* Supplied records:

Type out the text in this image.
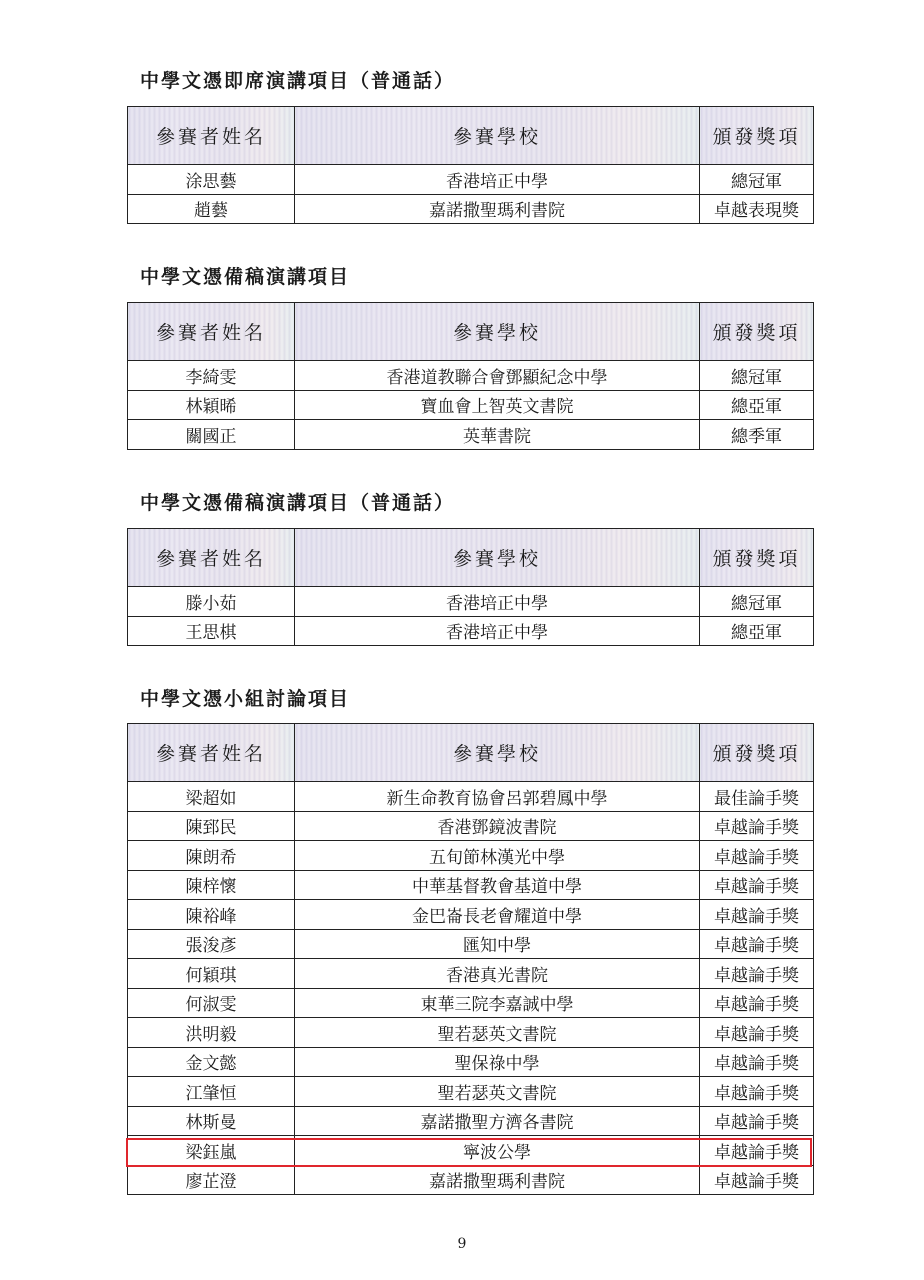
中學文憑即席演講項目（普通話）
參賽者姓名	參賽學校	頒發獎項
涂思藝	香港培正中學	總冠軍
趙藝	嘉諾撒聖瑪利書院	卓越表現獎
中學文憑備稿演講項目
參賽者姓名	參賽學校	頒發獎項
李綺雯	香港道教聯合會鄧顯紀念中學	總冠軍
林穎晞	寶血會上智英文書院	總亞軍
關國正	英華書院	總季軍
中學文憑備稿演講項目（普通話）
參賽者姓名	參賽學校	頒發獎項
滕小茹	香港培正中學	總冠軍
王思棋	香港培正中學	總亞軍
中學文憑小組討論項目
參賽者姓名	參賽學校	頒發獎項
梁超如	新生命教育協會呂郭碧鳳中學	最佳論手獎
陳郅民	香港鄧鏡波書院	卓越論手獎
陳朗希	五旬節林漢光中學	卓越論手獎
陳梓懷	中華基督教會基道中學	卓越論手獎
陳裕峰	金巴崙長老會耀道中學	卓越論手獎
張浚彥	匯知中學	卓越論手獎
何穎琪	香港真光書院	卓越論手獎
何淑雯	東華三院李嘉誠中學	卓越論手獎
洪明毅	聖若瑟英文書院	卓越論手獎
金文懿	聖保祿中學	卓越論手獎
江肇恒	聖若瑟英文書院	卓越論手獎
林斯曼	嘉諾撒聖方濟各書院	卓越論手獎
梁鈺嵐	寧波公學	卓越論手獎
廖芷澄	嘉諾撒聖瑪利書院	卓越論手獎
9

==

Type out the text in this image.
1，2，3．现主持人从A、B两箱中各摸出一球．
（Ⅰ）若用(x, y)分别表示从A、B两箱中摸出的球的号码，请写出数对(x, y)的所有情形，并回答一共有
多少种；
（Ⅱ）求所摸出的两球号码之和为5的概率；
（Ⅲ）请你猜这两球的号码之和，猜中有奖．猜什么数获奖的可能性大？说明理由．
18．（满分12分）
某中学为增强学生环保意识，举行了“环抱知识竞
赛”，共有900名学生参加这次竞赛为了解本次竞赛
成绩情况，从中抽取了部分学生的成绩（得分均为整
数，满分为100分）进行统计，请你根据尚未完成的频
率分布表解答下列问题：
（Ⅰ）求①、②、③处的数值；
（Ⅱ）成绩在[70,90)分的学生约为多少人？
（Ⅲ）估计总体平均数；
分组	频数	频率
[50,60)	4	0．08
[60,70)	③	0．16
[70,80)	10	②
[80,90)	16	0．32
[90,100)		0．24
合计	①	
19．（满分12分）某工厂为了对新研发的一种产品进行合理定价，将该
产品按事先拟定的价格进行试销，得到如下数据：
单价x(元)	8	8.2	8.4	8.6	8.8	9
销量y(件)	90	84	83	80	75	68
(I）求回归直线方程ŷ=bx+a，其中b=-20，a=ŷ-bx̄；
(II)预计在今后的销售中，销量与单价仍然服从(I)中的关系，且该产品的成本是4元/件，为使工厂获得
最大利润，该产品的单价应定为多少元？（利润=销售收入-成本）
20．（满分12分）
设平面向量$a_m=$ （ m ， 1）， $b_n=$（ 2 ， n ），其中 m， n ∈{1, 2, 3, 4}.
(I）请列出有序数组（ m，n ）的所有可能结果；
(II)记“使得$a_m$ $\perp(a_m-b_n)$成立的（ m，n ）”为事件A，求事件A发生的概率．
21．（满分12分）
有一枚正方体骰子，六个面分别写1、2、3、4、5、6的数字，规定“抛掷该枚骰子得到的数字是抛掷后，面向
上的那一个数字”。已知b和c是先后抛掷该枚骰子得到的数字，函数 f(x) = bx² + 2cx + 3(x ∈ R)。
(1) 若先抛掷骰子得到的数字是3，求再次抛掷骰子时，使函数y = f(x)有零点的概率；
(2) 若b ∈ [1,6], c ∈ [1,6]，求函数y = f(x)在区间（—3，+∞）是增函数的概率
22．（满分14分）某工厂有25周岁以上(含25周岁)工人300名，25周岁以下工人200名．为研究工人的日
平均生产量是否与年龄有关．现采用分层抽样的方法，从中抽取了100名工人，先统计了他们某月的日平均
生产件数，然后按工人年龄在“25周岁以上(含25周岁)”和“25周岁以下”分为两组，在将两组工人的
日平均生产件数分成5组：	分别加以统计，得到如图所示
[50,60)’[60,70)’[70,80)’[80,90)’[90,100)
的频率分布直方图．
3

* Exercise: In the entries above, find each line with the word "嘉諾撒聖瑪利書院" and show it.

* Worked answer:
趙藝	嘉諾撒聖瑪利書院	卓越表現獎
廖芷澄	嘉諾撒聖瑪利書院	卓越論手獎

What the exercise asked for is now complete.